[AIM OF THE TASK] Below are records; count the lines in them that hold "type" and give only the count.

Chart and figure data:
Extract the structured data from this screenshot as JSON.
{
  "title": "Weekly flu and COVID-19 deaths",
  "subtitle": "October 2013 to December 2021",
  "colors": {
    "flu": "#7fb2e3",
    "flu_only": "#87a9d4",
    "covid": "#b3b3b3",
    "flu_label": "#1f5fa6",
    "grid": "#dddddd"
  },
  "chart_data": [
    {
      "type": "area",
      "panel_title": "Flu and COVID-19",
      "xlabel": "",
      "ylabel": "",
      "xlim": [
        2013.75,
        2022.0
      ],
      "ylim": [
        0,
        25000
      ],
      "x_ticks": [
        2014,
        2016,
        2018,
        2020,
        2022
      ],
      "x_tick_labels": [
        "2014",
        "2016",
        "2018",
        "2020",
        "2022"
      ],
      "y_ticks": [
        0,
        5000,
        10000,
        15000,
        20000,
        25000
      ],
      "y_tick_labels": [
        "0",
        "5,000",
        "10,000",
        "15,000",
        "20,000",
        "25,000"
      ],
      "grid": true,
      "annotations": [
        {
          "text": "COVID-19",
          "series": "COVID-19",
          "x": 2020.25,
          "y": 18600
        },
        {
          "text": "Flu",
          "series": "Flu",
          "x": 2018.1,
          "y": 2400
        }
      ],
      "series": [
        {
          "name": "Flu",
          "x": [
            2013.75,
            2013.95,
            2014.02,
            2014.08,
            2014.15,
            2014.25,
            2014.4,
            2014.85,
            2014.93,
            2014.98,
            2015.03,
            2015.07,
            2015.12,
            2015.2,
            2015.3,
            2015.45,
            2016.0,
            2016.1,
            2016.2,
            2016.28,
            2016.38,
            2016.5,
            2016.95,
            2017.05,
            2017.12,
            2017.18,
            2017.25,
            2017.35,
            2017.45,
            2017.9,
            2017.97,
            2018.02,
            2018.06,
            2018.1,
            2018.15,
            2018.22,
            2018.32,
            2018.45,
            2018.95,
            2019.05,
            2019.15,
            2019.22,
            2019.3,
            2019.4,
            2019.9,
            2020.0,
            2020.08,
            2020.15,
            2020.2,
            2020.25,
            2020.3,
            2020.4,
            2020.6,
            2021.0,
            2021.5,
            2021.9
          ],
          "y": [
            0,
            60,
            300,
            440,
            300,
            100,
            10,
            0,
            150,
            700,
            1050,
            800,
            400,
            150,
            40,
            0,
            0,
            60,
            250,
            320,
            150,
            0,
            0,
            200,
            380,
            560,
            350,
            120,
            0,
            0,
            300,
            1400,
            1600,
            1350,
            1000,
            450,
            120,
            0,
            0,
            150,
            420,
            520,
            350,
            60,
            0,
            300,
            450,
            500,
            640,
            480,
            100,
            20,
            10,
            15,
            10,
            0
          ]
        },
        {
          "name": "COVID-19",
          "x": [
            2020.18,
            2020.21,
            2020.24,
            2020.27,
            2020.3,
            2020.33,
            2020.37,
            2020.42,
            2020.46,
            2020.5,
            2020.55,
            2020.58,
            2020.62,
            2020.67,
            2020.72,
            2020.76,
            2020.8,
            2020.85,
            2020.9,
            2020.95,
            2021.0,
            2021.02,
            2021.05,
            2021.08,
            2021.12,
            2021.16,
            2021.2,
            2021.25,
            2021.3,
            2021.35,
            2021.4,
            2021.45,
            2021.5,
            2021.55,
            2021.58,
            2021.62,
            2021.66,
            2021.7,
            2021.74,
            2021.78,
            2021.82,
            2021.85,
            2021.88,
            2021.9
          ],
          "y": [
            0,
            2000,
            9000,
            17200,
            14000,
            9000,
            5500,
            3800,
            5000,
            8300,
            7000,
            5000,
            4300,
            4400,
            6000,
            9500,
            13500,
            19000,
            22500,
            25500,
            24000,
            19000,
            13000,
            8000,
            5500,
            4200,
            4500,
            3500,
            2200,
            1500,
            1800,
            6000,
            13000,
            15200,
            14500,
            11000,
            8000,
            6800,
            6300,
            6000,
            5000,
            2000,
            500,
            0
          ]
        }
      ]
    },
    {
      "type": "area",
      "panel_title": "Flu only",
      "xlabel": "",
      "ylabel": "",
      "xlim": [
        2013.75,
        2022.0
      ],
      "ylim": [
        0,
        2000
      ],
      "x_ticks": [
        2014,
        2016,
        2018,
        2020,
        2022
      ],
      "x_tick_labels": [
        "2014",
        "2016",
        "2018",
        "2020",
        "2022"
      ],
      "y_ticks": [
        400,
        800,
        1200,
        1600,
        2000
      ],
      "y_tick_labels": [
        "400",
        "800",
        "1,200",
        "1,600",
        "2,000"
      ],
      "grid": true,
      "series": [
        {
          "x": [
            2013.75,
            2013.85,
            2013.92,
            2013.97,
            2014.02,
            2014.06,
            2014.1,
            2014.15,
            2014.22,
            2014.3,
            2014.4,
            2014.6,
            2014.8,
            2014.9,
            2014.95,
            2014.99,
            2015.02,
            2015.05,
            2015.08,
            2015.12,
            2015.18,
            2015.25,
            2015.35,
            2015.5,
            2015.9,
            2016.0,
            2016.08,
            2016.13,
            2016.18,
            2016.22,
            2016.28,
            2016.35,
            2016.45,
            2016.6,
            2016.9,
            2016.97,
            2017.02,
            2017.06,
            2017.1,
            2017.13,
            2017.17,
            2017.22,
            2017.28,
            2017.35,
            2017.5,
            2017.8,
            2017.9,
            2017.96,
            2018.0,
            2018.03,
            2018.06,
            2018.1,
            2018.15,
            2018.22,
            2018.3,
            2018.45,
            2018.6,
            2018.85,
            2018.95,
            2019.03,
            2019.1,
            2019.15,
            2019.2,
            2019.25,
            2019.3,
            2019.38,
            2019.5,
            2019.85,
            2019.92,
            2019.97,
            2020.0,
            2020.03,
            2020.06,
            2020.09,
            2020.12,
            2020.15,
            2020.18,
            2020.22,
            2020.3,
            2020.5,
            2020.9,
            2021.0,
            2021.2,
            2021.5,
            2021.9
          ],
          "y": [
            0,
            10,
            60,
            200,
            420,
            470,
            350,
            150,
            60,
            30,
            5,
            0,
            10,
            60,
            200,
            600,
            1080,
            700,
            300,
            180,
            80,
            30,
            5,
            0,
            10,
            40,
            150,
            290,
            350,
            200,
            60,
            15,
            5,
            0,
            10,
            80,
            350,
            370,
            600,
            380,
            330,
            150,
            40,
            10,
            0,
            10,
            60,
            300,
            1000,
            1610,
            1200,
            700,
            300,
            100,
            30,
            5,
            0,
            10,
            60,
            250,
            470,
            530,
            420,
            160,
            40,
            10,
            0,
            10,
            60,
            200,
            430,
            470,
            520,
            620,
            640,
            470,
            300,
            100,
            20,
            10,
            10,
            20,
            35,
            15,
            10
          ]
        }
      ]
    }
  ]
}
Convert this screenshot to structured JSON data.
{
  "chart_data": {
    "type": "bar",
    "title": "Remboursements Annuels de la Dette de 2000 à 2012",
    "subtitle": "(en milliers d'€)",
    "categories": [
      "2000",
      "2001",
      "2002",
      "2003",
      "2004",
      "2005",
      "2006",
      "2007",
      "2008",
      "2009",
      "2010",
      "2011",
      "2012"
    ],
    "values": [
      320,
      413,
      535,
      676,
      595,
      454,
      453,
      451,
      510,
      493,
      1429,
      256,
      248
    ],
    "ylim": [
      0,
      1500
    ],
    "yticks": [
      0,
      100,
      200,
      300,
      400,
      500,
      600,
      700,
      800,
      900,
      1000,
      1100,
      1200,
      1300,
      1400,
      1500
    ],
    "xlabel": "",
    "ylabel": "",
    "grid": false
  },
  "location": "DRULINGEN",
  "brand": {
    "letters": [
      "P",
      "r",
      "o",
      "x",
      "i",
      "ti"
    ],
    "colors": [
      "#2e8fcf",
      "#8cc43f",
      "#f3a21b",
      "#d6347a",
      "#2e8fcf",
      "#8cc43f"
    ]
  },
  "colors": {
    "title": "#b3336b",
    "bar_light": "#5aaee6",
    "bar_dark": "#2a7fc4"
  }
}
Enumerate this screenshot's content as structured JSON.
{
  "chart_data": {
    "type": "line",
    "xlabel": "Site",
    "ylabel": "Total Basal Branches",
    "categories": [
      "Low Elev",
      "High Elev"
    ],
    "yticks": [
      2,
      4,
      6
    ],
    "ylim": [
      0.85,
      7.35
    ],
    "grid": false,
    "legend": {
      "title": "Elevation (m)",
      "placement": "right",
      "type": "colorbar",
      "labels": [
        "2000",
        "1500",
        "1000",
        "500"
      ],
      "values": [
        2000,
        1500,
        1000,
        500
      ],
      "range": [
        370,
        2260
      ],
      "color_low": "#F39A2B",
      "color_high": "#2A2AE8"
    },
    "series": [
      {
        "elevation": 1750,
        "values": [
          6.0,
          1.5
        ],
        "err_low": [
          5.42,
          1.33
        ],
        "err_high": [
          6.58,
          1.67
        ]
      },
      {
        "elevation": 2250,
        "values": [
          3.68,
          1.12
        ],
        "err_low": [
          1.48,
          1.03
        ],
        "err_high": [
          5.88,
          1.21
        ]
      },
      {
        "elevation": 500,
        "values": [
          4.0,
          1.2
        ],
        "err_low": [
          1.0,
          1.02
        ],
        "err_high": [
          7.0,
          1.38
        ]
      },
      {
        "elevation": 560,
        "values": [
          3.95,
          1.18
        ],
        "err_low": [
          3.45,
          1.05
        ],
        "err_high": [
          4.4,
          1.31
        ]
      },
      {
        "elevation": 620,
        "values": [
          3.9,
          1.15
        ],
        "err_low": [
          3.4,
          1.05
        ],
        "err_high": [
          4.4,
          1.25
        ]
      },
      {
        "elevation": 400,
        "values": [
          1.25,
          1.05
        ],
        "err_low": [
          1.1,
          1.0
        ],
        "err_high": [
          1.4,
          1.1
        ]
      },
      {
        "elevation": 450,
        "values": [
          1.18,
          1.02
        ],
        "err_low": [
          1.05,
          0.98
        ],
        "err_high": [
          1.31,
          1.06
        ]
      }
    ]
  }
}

[WRITTEN ANSWER] 5